### [Records for this exercise]
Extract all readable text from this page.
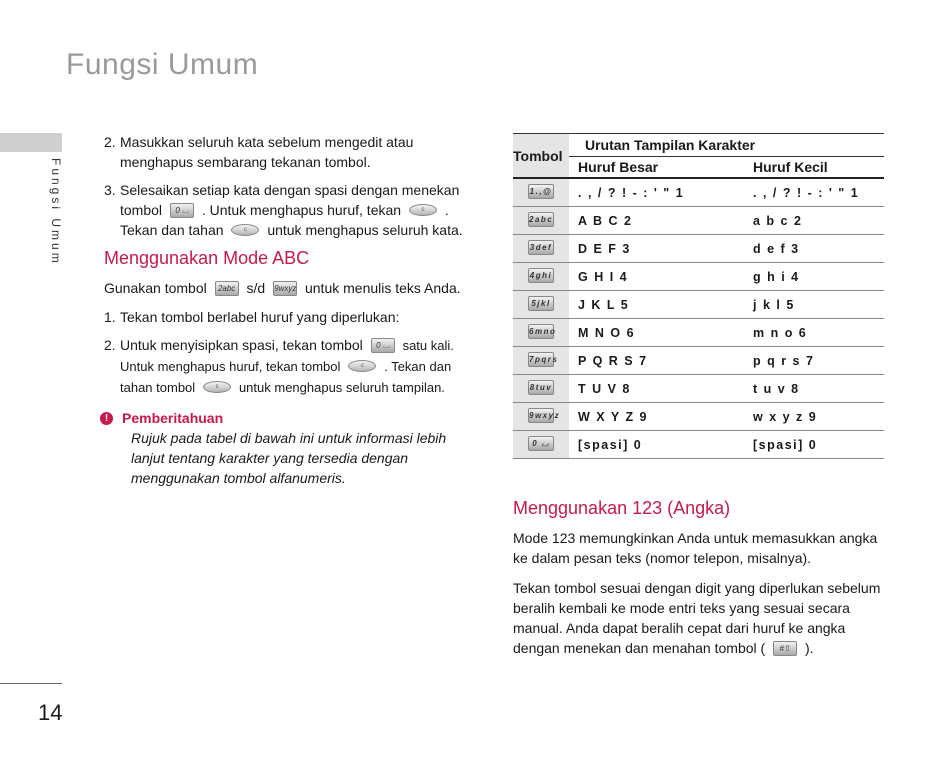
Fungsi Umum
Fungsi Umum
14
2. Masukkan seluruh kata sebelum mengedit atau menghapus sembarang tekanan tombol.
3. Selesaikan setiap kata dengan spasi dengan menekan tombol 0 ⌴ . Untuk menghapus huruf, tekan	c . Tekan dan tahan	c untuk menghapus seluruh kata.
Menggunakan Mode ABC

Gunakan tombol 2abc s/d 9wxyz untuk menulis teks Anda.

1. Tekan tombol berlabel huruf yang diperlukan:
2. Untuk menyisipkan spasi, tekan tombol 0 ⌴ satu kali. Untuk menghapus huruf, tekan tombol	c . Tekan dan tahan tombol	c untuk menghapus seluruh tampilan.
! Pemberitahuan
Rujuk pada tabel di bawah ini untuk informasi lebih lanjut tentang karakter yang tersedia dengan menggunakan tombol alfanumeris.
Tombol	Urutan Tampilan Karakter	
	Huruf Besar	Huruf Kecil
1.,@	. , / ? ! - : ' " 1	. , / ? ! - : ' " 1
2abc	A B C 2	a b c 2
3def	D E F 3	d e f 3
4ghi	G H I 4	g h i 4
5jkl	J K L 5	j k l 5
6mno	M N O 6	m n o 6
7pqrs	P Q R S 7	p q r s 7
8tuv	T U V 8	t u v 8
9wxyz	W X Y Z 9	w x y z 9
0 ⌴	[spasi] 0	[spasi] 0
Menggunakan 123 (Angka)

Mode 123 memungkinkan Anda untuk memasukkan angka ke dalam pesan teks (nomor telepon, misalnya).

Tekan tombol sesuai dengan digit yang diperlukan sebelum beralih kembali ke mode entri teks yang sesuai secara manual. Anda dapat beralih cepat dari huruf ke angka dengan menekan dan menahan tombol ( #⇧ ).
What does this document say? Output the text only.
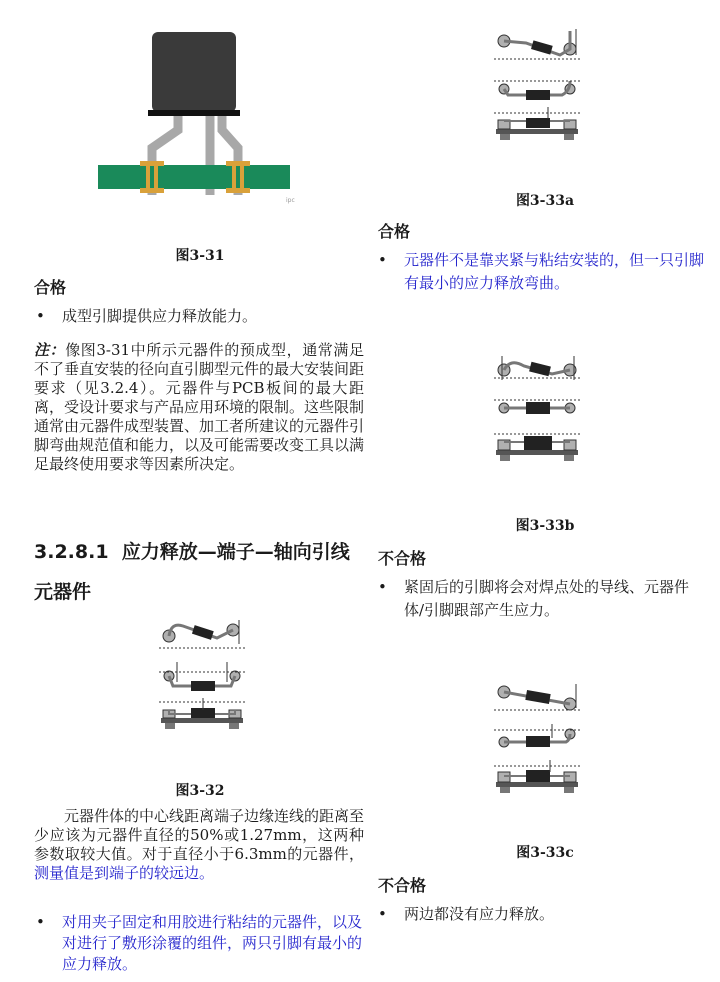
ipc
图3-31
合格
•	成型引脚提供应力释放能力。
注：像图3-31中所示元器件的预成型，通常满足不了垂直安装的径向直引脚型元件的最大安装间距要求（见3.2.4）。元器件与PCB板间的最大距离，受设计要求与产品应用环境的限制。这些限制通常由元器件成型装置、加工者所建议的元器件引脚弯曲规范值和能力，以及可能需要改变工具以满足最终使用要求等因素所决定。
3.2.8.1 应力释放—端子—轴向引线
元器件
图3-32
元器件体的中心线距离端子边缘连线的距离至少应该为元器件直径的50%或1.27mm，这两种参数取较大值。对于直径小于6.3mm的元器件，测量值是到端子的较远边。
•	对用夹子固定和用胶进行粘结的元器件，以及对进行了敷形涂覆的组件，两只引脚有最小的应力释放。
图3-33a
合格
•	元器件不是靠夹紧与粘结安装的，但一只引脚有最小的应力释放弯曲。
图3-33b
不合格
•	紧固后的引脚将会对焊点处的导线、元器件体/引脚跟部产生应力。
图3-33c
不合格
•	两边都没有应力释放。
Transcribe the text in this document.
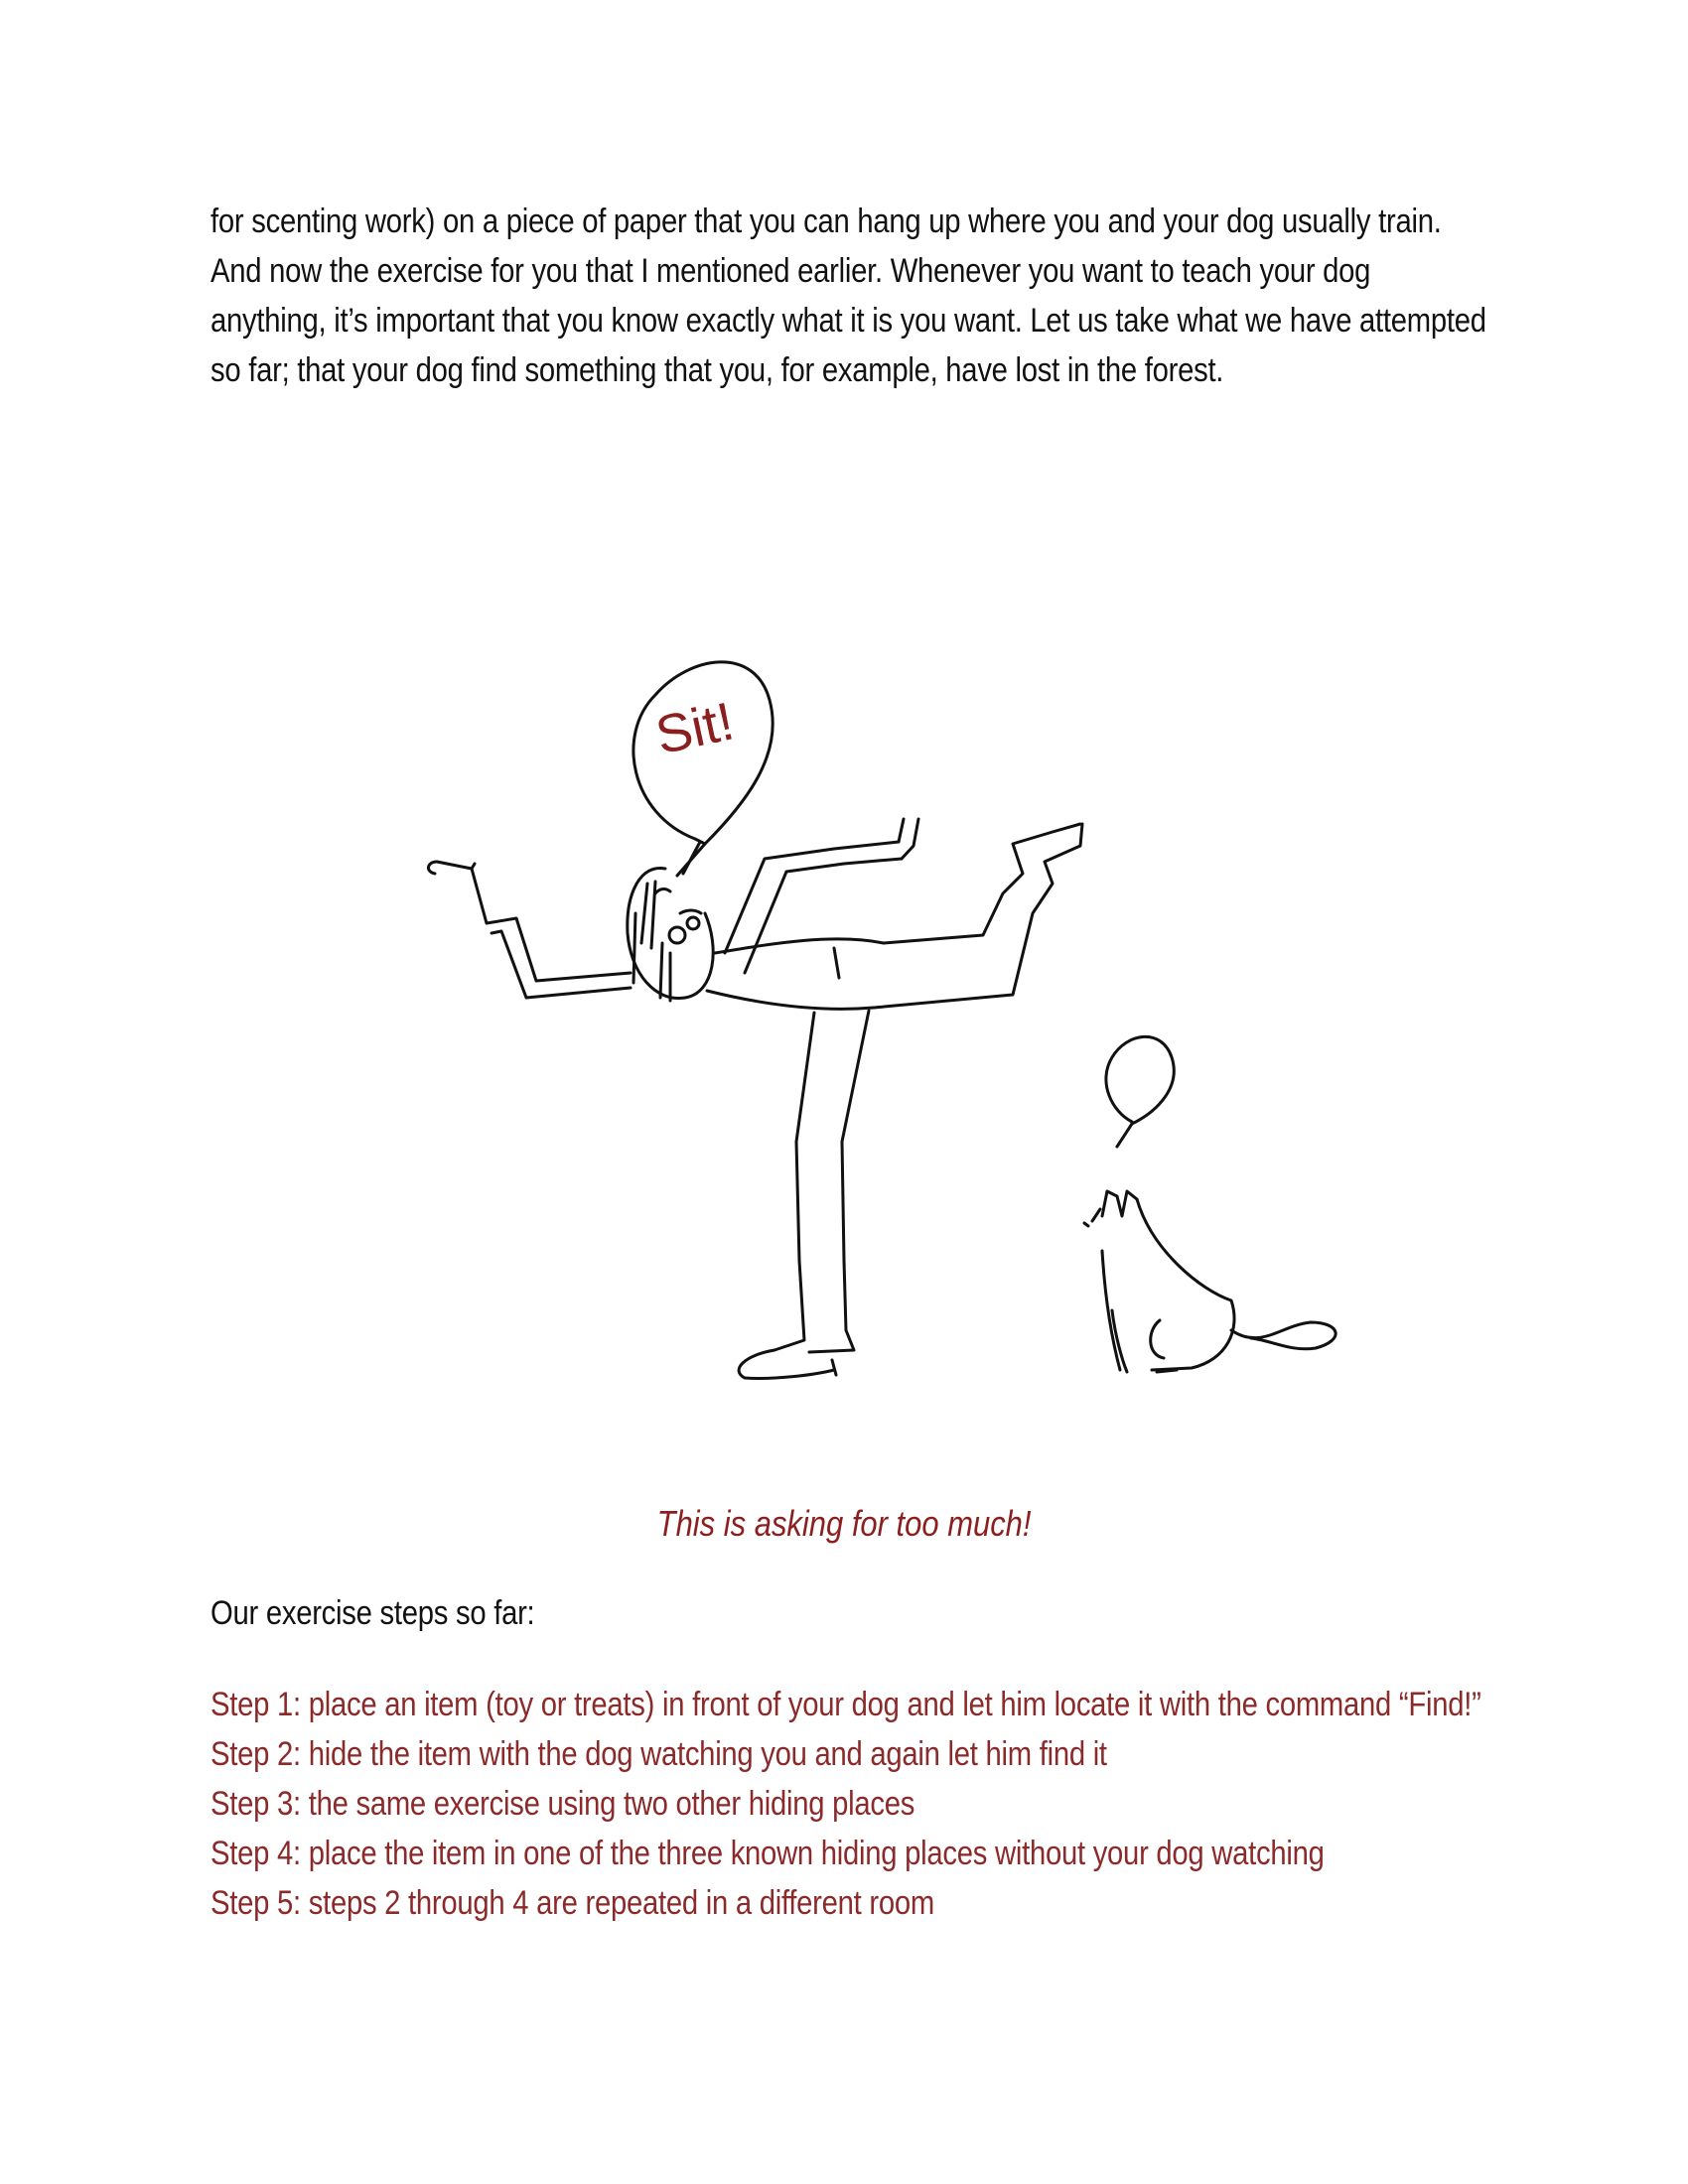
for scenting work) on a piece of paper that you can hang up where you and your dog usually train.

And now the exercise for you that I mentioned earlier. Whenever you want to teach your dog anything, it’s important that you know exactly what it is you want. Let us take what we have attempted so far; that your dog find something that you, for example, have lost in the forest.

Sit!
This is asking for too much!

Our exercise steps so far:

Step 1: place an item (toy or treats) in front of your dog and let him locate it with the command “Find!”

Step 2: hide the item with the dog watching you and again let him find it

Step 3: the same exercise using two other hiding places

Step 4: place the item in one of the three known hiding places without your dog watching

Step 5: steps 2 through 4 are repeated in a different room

### [Problem to solve]
Pictures are not part of the copy; reproduce everything else in the records exactly.

### [Answer for this exercise]
Extract all readable text from this page.
Fungsi Umum
Fungsi Umum
14
2. Masukkan seluruh kata sebelum mengedit atau menghapus sembarang tekanan tombol.
3. Selesaikan setiap kata dengan spasi dengan menekan tombol 0 ⌴ . Untuk menghapus huruf, tekan	c . Tekan dan tahan	c untuk menghapus seluruh kata.
Menggunakan Mode ABC

Gunakan tombol 2abc s/d 9wxyz untuk menulis teks Anda.

1. Tekan tombol berlabel huruf yang diperlukan:
2. Untuk menyisipkan spasi, tekan tombol 0 ⌴ satu kali. Untuk menghapus huruf, tekan tombol	c . Tekan dan tahan tombol	c untuk menghapus seluruh tampilan.
! Pemberitahuan
Rujuk pada tabel di bawah ini untuk informasi lebih lanjut tentang karakter yang tersedia dengan menggunakan tombol alfanumeris.
Tombol	Urutan Tampilan Karakter	
	Huruf Besar	Huruf Kecil
1.,@	. , / ? ! - : ' " 1	. , / ? ! - : ' " 1
2abc	A B C 2	a b c 2
3def	D E F 3	d e f 3
4ghi	G H I 4	g h i 4
5jkl	J K L 5	j k l 5
6mno	M N O 6	m n o 6
7pqrs	P Q R S 7	p q r s 7
8tuv	T U V 8	t u v 8
9wxyz	W X Y Z 9	w x y z 9
0 ⌴	[spasi] 0	[spasi] 0
Menggunakan 123 (Angka)

Mode 123 memungkinkan Anda untuk memasukkan angka ke dalam pesan teks (nomor telepon, misalnya).

Tekan tombol sesuai dengan digit yang diperlukan sebelum beralih kembali ke mode entri teks yang sesuai secara manual. Anda dapat beralih cepat dari huruf ke angka dengan menekan dan menahan tombol ( #⇧ ).
What does this document say? Output the text only.
ipc
图3-31
合格
•	成型引脚提供应力释放能力。
注：像图3-31中所示元器件的预成型，通常满足不了垂直安装的径向直引脚型元件的最大安装间距要求（见3.2.4）。元器件与PCB板间的最大距离，受设计要求与产品应用环境的限制。这些限制通常由元器件成型装置、加工者所建议的元器件引脚弯曲规范值和能力，以及可能需要改变工具以满足最终使用要求等因素所决定。
3.2.8.1 应力释放—端子—轴向引线
元器件
图3-32
元器件体的中心线距离端子边缘连线的距离至少应该为元器件直径的50%或1.27mm，这两种参数取较大值。对于直径小于6.3mm的元器件，测量值是到端子的较远边。
•	对用夹子固定和用胶进行粘结的元器件，以及对进行了敷形涂覆的组件，两只引脚有最小的应力释放。
图3-33a
合格
•	元器件不是靠夹紧与粘结安装的，但一只引脚有最小的应力释放弯曲。
图3-33b
不合格
•	紧固后的引脚将会对焊点处的导线、元器件体/引脚跟部产生应力。
图3-33c
不合格
•	两边都没有应力释放。
Transcribe the text in this document.
for scenting work) on a piece of paper that you can hang up where you and your dog usually train.

And now the exercise for you that I mentioned earlier. Whenever you want to teach your dog anything, it’s important that you know exactly what it is you want. Let us take what we have attempted so far; that your dog find something that you, for example, have lost in the forest.

Sit!
This is asking for too much!

Our exercise steps so far:

Step 1: place an item (toy or treats) in front of your dog and let him locate it with the command “Find!”

Step 2: hide the item with the dog watching you and again let him find it

Step 3: the same exercise using two other hiding places

Step 4: place the item in one of the three known hiding places without your dog watching

Step 5: steps 2 through 4 are repeated in a different room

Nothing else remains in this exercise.